(Stored records)
::::::

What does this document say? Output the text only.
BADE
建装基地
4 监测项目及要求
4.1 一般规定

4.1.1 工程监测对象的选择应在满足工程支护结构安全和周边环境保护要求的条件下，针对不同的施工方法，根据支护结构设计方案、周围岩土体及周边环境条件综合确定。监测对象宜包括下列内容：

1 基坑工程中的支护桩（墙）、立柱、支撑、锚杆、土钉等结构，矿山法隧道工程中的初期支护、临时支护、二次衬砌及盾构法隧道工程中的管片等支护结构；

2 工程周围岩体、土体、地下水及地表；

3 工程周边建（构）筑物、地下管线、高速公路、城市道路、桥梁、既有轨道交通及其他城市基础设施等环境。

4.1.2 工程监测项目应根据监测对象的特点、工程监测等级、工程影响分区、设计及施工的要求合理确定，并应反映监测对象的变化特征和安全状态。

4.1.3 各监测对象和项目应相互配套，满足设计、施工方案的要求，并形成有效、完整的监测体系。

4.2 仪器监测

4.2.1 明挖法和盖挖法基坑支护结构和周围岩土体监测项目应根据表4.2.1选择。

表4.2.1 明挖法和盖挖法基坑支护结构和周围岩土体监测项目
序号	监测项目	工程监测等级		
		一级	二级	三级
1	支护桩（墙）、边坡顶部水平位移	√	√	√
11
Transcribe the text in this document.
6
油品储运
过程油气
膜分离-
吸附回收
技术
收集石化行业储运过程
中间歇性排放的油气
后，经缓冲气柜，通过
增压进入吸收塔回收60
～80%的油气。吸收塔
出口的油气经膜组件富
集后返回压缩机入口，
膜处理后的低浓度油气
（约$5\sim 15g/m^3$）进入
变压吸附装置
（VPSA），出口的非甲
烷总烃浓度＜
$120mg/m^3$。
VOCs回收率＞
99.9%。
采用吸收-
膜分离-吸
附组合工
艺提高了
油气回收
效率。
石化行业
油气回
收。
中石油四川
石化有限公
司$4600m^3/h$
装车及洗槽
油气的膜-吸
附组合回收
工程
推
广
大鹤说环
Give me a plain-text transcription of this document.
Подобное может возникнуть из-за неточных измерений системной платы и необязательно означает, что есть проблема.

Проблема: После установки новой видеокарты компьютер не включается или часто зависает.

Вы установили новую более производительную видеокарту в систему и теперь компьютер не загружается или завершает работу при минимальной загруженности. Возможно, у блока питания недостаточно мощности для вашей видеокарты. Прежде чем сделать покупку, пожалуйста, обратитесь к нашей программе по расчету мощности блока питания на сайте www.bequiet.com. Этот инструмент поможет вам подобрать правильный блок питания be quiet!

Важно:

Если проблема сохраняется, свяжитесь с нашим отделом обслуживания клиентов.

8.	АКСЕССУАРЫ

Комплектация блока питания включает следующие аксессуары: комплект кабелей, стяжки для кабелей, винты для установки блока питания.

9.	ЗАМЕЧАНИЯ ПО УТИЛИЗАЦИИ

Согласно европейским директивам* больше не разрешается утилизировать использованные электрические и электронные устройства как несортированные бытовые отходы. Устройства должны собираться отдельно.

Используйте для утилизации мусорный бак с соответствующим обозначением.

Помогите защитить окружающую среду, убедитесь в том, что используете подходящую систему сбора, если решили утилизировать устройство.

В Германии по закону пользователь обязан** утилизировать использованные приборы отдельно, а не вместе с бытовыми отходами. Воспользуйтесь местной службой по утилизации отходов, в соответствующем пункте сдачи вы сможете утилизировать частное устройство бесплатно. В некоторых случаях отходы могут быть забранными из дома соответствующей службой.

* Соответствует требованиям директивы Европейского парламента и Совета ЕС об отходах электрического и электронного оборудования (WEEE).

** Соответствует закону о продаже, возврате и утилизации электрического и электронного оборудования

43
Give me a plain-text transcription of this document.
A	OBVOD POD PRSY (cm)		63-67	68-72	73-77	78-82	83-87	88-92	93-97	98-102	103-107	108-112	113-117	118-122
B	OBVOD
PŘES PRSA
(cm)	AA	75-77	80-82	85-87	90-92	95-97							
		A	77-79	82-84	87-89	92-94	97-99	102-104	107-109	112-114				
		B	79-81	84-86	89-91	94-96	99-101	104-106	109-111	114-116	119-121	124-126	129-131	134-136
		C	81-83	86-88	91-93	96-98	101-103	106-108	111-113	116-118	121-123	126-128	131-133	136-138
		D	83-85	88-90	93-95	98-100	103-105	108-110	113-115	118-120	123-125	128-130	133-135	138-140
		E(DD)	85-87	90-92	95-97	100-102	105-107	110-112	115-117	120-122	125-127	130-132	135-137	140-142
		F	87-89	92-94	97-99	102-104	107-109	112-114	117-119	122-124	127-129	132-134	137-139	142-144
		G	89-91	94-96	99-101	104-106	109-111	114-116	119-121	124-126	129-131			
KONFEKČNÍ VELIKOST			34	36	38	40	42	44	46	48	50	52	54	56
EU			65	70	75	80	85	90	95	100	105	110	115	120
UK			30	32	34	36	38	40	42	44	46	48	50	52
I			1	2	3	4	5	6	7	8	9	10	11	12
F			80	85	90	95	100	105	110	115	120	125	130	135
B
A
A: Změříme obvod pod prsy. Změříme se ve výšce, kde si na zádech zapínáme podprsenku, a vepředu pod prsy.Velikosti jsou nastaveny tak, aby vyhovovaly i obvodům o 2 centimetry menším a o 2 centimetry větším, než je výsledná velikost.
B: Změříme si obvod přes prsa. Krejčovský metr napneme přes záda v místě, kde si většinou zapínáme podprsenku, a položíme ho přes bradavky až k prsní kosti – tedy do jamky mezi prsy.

::::::

Give the records above again, word for word.

Reply to the exercise
What does this document say? Output the text only.
BADE
建装基地
4 监测项目及要求
4.1 一般规定

4.1.1 工程监测对象的选择应在满足工程支护结构安全和周边环境保护要求的条件下，针对不同的施工方法，根据支护结构设计方案、周围岩土体及周边环境条件综合确定。监测对象宜包括下列内容：

1 基坑工程中的支护桩（墙）、立柱、支撑、锚杆、土钉等结构，矿山法隧道工程中的初期支护、临时支护、二次衬砌及盾构法隧道工程中的管片等支护结构；

2 工程周围岩体、土体、地下水及地表；

3 工程周边建（构）筑物、地下管线、高速公路、城市道路、桥梁、既有轨道交通及其他城市基础设施等环境。

4.1.2 工程监测项目应根据监测对象的特点、工程监测等级、工程影响分区、设计及施工的要求合理确定，并应反映监测对象的变化特征和安全状态。

4.1.3 各监测对象和项目应相互配套，满足设计、施工方案的要求，并形成有效、完整的监测体系。

4.2 仪器监测

4.2.1 明挖法和盖挖法基坑支护结构和周围岩土体监测项目应根据表4.2.1选择。

表4.2.1 明挖法和盖挖法基坑支护结构和周围岩土体监测项目
序号	监测项目	工程监测等级		
		一级	二级	三级
1	支护桩（墙）、边坡顶部水平位移	√	√	√
11
Transcribe the text in this document.
6
油品储运
过程油气
膜分离-
吸附回收
技术
收集石化行业储运过程
中间歇性排放的油气
后，经缓冲气柜，通过
增压进入吸收塔回收60
～80%的油气。吸收塔
出口的油气经膜组件富
集后返回压缩机入口，
膜处理后的低浓度油气
（约$5\sim 15g/m^3$）进入
变压吸附装置
（VPSA），出口的非甲
烷总烃浓度＜
$120mg/m^3$。
VOCs回收率＞
99.9%。
采用吸收-
膜分离-吸
附组合工
艺提高了
油气回收
效率。
石化行业
油气回
收。
中石油四川
石化有限公
司$4600m^3/h$
装车及洗槽
油气的膜-吸
附组合回收
工程
推
广
大鹤说环
Give me a plain-text transcription of this document.
Подобное может возникнуть из-за неточных измерений системной платы и необязательно означает, что есть проблема.

Проблема: После установки новой видеокарты компьютер не включается или часто зависает.

Вы установили новую более производительную видеокарту в систему и теперь компьютер не загружается или завершает работу при минимальной загруженности. Возможно, у блока питания недостаточно мощности для вашей видеокарты. Прежде чем сделать покупку, пожалуйста, обратитесь к нашей программе по расчету мощности блока питания на сайте www.bequiet.com. Этот инструмент поможет вам подобрать правильный блок питания be quiet!

Важно:

Если проблема сохраняется, свяжитесь с нашим отделом обслуживания клиентов.

8.	АКСЕССУАРЫ

Комплектация блока питания включает следующие аксессуары: комплект кабелей, стяжки для кабелей, винты для установки блока питания.

9.	ЗАМЕЧАНИЯ ПО УТИЛИЗАЦИИ

Согласно европейским директивам* больше не разрешается утилизировать использованные электрические и электронные устройства как несортированные бытовые отходы. Устройства должны собираться отдельно.

Используйте для утилизации мусорный бак с соответствующим обозначением.

Помогите защитить окружающую среду, убедитесь в том, что используете подходящую систему сбора, если решили утилизировать устройство.

В Германии по закону пользователь обязан** утилизировать использованные приборы отдельно, а не вместе с бытовыми отходами. Воспользуйтесь местной службой по утилизации отходов, в соответствующем пункте сдачи вы сможете утилизировать частное устройство бесплатно. В некоторых случаях отходы могут быть забранными из дома соответствующей службой.

* Соответствует требованиям директивы Европейского парламента и Совета ЕС об отходах электрического и электронного оборудования (WEEE).

** Соответствует закону о продаже, возврате и утилизации электрического и электронного оборудования

43
Give me a plain-text transcription of this document.
A	OBVOD POD PRSY (cm)		63-67	68-72	73-77	78-82	83-87	88-92	93-97	98-102	103-107	108-112	113-117	118-122
B	OBVOD
PŘES PRSA
(cm)	AA	75-77	80-82	85-87	90-92	95-97							
		A	77-79	82-84	87-89	92-94	97-99	102-104	107-109	112-114				
		B	79-81	84-86	89-91	94-96	99-101	104-106	109-111	114-116	119-121	124-126	129-131	134-136
		C	81-83	86-88	91-93	96-98	101-103	106-108	111-113	116-118	121-123	126-128	131-133	136-138
		D	83-85	88-90	93-95	98-100	103-105	108-110	113-115	118-120	123-125	128-130	133-135	138-140
		E(DD)	85-87	90-92	95-97	100-102	105-107	110-112	115-117	120-122	125-127	130-132	135-137	140-142
		F	87-89	92-94	97-99	102-104	107-109	112-114	117-119	122-124	127-129	132-134	137-139	142-144
		G	89-91	94-96	99-101	104-106	109-111	114-116	119-121	124-126	129-131			
KONFEKČNÍ VELIKOST			34	36	38	40	42	44	46	48	50	52	54	56
EU			65	70	75	80	85	90	95	100	105	110	115	120
UK			30	32	34	36	38	40	42	44	46	48	50	52
I			1	2	3	4	5	6	7	8	9	10	11	12
F			80	85	90	95	100	105	110	115	120	125	130	135
B
A
A: Změříme obvod pod prsy. Změříme se ve výšce, kde si na zádech zapínáme podprsenku, a vepředu pod prsy.Velikosti jsou nastaveny tak, aby vyhovovaly i obvodům o 2 centimetry menším a o 2 centimetry větším, než je výsledná velikost.
B: Změříme si obvod přes prsa. Krejčovský metr napneme přes záda v místě, kde si většinou zapínáme podprsenku, a položíme ho přes bradavky až k prsní kosti – tedy do jamky mezi prsy.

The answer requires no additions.